[Records that describe figures]
·····
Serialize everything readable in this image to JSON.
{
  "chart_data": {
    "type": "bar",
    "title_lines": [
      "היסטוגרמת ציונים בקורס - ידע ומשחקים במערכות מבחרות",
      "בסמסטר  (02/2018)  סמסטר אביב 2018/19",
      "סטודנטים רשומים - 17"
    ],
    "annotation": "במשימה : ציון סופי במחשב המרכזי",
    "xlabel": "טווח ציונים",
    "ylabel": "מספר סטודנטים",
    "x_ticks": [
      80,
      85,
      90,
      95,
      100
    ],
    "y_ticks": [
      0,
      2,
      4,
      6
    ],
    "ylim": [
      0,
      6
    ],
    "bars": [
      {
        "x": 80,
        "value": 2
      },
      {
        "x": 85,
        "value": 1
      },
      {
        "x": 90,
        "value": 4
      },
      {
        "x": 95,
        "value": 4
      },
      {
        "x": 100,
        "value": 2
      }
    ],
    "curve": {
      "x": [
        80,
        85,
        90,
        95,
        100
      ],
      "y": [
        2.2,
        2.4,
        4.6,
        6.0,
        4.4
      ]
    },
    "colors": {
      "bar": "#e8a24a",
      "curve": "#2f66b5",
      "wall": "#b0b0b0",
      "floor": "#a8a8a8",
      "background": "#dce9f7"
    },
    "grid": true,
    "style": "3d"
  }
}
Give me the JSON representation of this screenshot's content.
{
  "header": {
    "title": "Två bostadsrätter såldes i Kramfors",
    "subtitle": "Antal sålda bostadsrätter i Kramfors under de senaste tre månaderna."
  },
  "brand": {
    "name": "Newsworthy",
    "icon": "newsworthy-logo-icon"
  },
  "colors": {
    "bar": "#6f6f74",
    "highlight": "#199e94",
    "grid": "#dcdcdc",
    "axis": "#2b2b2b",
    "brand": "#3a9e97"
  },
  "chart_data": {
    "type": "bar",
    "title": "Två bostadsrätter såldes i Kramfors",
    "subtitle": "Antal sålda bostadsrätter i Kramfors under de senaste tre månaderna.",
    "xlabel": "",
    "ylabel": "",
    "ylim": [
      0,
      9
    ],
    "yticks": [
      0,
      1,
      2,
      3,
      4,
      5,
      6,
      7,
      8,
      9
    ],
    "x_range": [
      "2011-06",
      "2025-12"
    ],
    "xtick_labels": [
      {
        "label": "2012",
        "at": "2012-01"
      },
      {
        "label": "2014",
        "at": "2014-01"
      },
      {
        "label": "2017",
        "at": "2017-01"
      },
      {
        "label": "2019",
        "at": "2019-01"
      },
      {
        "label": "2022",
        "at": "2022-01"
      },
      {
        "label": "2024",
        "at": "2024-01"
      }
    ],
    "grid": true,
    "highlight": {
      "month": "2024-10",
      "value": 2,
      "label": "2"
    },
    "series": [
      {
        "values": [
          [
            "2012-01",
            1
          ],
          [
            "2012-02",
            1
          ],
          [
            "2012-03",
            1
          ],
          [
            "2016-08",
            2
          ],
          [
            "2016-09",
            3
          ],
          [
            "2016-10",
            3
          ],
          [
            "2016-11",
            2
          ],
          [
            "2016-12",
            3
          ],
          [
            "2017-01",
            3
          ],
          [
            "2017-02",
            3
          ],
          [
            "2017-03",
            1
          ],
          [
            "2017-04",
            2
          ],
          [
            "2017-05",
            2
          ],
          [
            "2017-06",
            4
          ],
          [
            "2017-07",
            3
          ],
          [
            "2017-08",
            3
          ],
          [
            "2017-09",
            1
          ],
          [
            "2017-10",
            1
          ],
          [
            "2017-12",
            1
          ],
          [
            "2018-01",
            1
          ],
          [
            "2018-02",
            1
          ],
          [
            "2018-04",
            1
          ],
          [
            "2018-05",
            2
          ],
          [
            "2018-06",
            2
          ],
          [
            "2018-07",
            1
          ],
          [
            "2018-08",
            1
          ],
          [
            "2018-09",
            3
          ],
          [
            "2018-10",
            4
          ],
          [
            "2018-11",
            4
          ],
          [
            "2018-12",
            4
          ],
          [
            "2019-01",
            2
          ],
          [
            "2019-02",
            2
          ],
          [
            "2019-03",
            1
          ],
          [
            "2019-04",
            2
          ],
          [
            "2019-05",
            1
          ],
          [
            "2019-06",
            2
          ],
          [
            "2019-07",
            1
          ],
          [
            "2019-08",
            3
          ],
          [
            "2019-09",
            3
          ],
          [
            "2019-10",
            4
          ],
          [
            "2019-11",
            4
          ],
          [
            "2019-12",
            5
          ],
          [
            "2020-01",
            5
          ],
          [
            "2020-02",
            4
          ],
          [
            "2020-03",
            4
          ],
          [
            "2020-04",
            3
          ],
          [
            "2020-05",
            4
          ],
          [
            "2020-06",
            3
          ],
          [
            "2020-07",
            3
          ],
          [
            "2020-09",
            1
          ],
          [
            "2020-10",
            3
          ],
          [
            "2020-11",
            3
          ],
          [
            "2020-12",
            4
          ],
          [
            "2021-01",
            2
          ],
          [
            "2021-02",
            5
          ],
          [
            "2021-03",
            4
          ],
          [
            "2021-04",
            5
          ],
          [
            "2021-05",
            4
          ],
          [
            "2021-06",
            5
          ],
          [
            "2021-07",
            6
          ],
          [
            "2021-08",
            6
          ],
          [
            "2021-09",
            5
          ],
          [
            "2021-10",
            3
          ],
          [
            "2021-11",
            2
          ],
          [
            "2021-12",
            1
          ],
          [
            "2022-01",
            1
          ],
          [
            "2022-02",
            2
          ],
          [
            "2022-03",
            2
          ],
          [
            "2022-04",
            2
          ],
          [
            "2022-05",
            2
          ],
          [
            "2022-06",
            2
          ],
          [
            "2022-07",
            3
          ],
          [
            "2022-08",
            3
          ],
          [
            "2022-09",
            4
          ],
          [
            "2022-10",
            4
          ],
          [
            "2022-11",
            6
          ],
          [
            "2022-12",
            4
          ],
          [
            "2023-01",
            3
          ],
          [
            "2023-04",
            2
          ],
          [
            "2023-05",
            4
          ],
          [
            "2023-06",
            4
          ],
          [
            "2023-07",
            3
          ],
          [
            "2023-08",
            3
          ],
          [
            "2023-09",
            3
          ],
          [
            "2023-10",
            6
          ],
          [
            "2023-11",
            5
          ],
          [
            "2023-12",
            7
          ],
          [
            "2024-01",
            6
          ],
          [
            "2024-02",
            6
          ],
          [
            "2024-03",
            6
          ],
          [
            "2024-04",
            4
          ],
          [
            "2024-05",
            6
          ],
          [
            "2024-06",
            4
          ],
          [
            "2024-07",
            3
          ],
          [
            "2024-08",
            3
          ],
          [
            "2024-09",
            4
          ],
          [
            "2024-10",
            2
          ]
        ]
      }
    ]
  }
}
·····
- [AIM OF THE TASK]: Return all of the entries exactly as written.

- [THE REPLY]:
Serialize everything readable in this image to JSON.
{
  "chart_data": {
    "type": "bar",
    "title_lines": [
      "היסטוגרמת ציונים בקורס - ידע ומשחקים במערכות מבחרות",
      "בסמסטר  (02/2018)  סמסטר אביב 2018/19",
      "סטודנטים רשומים - 17"
    ],
    "annotation": "במשימה : ציון סופי במחשב המרכזי",
    "xlabel": "טווח ציונים",
    "ylabel": "מספר סטודנטים",
    "x_ticks": [
      80,
      85,
      90,
      95,
      100
    ],
    "y_ticks": [
      0,
      2,
      4,
      6
    ],
    "ylim": [
      0,
      6
    ],
    "bars": [
      {
        "x": 80,
        "value": 2
      },
      {
        "x": 85,
        "value": 1
      },
      {
        "x": 90,
        "value": 4
      },
      {
        "x": 95,
        "value": 4
      },
      {
        "x": 100,
        "value": 2
      }
    ],
    "curve": {
      "x": [
        80,
        85,
        90,
        95,
        100
      ],
      "y": [
        2.2,
        2.4,
        4.6,
        6.0,
        4.4
      ]
    },
    "colors": {
      "bar": "#e8a24a",
      "curve": "#2f66b5",
      "wall": "#b0b0b0",
      "floor": "#a8a8a8",
      "background": "#dce9f7"
    },
    "grid": true,
    "style": "3d"
  }
}
Give me the JSON representation of this screenshot's content.
{
  "header": {
    "title": "Två bostadsrätter såldes i Kramfors",
    "subtitle": "Antal sålda bostadsrätter i Kramfors under de senaste tre månaderna."
  },
  "brand": {
    "name": "Newsworthy",
    "icon": "newsworthy-logo-icon"
  },
  "colors": {
    "bar": "#6f6f74",
    "highlight": "#199e94",
    "grid": "#dcdcdc",
    "axis": "#2b2b2b",
    "brand": "#3a9e97"
  },
  "chart_data": {
    "type": "bar",
    "title": "Två bostadsrätter såldes i Kramfors",
    "subtitle": "Antal sålda bostadsrätter i Kramfors under de senaste tre månaderna.",
    "xlabel": "",
    "ylabel": "",
    "ylim": [
      0,
      9
    ],
    "yticks": [
      0,
      1,
      2,
      3,
      4,
      5,
      6,
      7,
      8,
      9
    ],
    "x_range": [
      "2011-06",
      "2025-12"
    ],
    "xtick_labels": [
      {
        "label": "2012",
        "at": "2012-01"
      },
      {
        "label": "2014",
        "at": "2014-01"
      },
      {
        "label": "2017",
        "at": "2017-01"
      },
      {
        "label": "2019",
        "at": "2019-01"
      },
      {
        "label": "2022",
        "at": "2022-01"
      },
      {
        "label": "2024",
        "at": "2024-01"
      }
    ],
    "grid": true,
    "highlight": {
      "month": "2024-10",
      "value": 2,
      "label": "2"
    },
    "series": [
      {
        "values": [
          [
            "2012-01",
            1
          ],
          [
            "2012-02",
            1
          ],
          [
            "2012-03",
            1
          ],
          [
            "2016-08",
            2
          ],
          [
            "2016-09",
            3
          ],
          [
            "2016-10",
            3
          ],
          [
            "2016-11",
            2
          ],
          [
            "2016-12",
            3
          ],
          [
            "2017-01",
            3
          ],
          [
            "2017-02",
            3
          ],
          [
            "2017-03",
            1
          ],
          [
            "2017-04",
            2
          ],
          [
            "2017-05",
            2
          ],
          [
            "2017-06",
            4
          ],
          [
            "2017-07",
            3
          ],
          [
            "2017-08",
            3
          ],
          [
            "2017-09",
            1
          ],
          [
            "2017-10",
            1
          ],
          [
            "2017-12",
            1
          ],
          [
            "2018-01",
            1
          ],
          [
            "2018-02",
            1
          ],
          [
            "2018-04",
            1
          ],
          [
            "2018-05",
            2
          ],
          [
            "2018-06",
            2
          ],
          [
            "2018-07",
            1
          ],
          [
            "2018-08",
            1
          ],
          [
            "2018-09",
            3
          ],
          [
            "2018-10",
            4
          ],
          [
            "2018-11",
            4
          ],
          [
            "2018-12",
            4
          ],
          [
            "2019-01",
            2
          ],
          [
            "2019-02",
            2
          ],
          [
            "2019-03",
            1
          ],
          [
            "2019-04",
            2
          ],
          [
            "2019-05",
            1
          ],
          [
            "2019-06",
            2
          ],
          [
            "2019-07",
            1
          ],
          [
            "2019-08",
            3
          ],
          [
            "2019-09",
            3
          ],
          [
            "2019-10",
            4
          ],
          [
            "2019-11",
            4
          ],
          [
            "2019-12",
            5
          ],
          [
            "2020-01",
            5
          ],
          [
            "2020-02",
            4
          ],
          [
            "2020-03",
            4
          ],
          [
            "2020-04",
            3
          ],
          [
            "2020-05",
            4
          ],
          [
            "2020-06",
            3
          ],
          [
            "2020-07",
            3
          ],
          [
            "2020-09",
            1
          ],
          [
            "2020-10",
            3
          ],
          [
            "2020-11",
            3
          ],
          [
            "2020-12",
            4
          ],
          [
            "2021-01",
            2
          ],
          [
            "2021-02",
            5
          ],
          [
            "2021-03",
            4
          ],
          [
            "2021-04",
            5
          ],
          [
            "2021-05",
            4
          ],
          [
            "2021-06",
            5
          ],
          [
            "2021-07",
            6
          ],
          [
            "2021-08",
            6
          ],
          [
            "2021-09",
            5
          ],
          [
            "2021-10",
            3
          ],
          [
            "2021-11",
            2
          ],
          [
            "2021-12",
            1
          ],
          [
            "2022-01",
            1
          ],
          [
            "2022-02",
            2
          ],
          [
            "2022-03",
            2
          ],
          [
            "2022-04",
            2
          ],
          [
            "2022-05",
            2
          ],
          [
            "2022-06",
            2
          ],
          [
            "2022-07",
            3
          ],
          [
            "2022-08",
            3
          ],
          [
            "2022-09",
            4
          ],
          [
            "2022-10",
            4
          ],
          [
            "2022-11",
            6
          ],
          [
            "2022-12",
            4
          ],
          [
            "2023-01",
            3
          ],
          [
            "2023-04",
            2
          ],
          [
            "2023-05",
            4
          ],
          [
            "2023-06",
            4
          ],
          [
            "2023-07",
            3
          ],
          [
            "2023-08",
            3
          ],
          [
            "2023-09",
            3
          ],
          [
            "2023-10",
            6
          ],
          [
            "2023-11",
            5
          ],
          [
            "2023-12",
            7
          ],
          [
            "2024-01",
            6
          ],
          [
            "2024-02",
            6
          ],
          [
            "2024-03",
            6
          ],
          [
            "2024-04",
            4
          ],
          [
            "2024-05",
            6
          ],
          [
            "2024-06",
            4
          ],
          [
            "2024-07",
            3
          ],
          [
            "2024-08",
            3
          ],
          [
            "2024-09",
            4
          ],
          [
            "2024-10",
            2
          ]
        ]
      }
    ]
  }
}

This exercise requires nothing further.